### TASK SET
A – In the essay about paranormal fantasy addiction, which book did the second supposed friend loan to the writer?
B – Write the next part of the paranormal fantasy addiction essay, picking up after its final sentence.
━━ SELECTION
Paranormal Fantasy Addict
Hi, my name is BR and I’m a paranormal fantasy addict.
It started when a friend, or at least I thought she was a friend, loaned me a couple of JD Robb’s In Death books. Then another supposed friend loaned me Pride and Prejudice and Zombies. I discovered Kim Harrison’s Hollows series and Richelle Meade’s succubus books.
Before I knew it, I was on a death spiral into alternate realities. Yasmine Galenorn’s Sisters of the Moon, Faith Hunter’s Rogue Mage, Patricia Briggs’ Mercy Thompson, I didn’t realize it, but I was hooked. I swallowed Nina Harper’s sophisticated Manhattan succubus and Jim Butcher’s warlock without a whimper of protest.
I found myself reading about vampires having sex with werewolves, witches casting spells on unsuspecting demons, fairies falling in love with Lokis (Lokis???), all without a single thought to the depravity I was sinking into. My capacity for critical thinking drowned in a suspension of belief that knew no end. I needed an intervention, but as with most addicts, I didn’t admit to myself how low I’d fallen. I didn’t care that I was wallowing in the unclean thoughts and magical thinking that is the paranormal sewer, underlying the lives of so many people who look and act normal in the every day world. I started fantasizing about, “wouldn’t it be weird if that guy was a werewolf?” or worse, “I wonder if vampire sex is really as hot as it’s supposed to be?”
━━━━
━━ STORED DATA
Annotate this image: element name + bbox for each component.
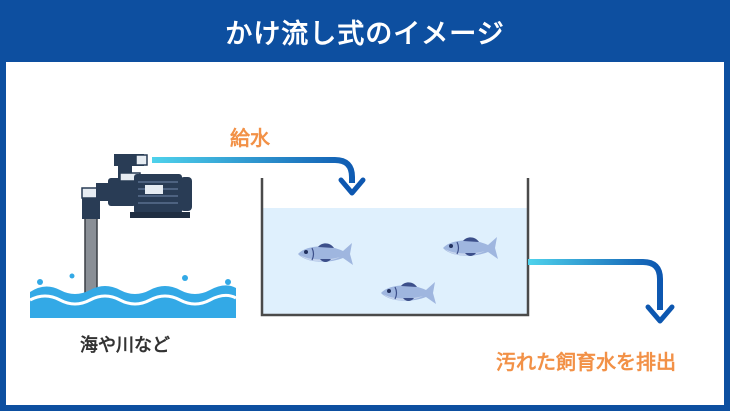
drain-label: 汚れた飼育水を排出 <box>496 350 676 374</box>
pump-icon <box>108 172 192 218</box>
drain-arrow-icon <box>528 259 675 324</box>
water-supply-label: 給水 <box>230 126 270 150</box>
supply-arrow-icon <box>152 157 366 196</box>
page-title: かけ流し式のイメージ <box>225 18 505 50</box>
water-source-label: 海や川など <box>80 335 170 356</box>
wave-icon <box>29 273 237 318</box>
━━━━
### RESPONSES PER TASK
A – Pride and Prejudice and Zombies

B –
Then I got a job, an incredibly boring job, with a two-hour a day commute. Eleven hours a day that I couldn’t read. I found myself in shaking withdrawal. In desperation, I began to make up my own stories, and then I found a world and a story that fascinated me. I didn’t need books anymore, I had a paranormal circus going on in my own head.
Visiting a friend for Thanksgiving, I got caught up in a conversation about self publishing. In what I now know was a final cry for help, hoping someone would recognize my problem and force me into a twelve-step program, I told her that I had a story I thought would make a good book. The final blow to reality was delivered with a sudden crashing finality. She encouraged me to write it down.
When I raised my head from my laptop several months later, I discovered I had told it about the world I’d created, about the characters that now seemed more real than my own family. In a fit of revenge seeking, I sent it to the people responsible for my sad state, the vicious women who gave me that first taste of candy, luring me into the dark, hidden world of urban fantasy and perverted paranormal romance. My state was so reduced, all I could do at that point was inflict my madness on others, on those who turned me.
To my utter shock, they liked it. Not all of it. They gave me suggestions, comments, edits, and instead of calling in a shrink, actually encouraged me to finish my self destruction and publish it.
The result is The Succubus Gift, and the two books coming out this summer, Succubus Unleashed, and In Succubus We Trust.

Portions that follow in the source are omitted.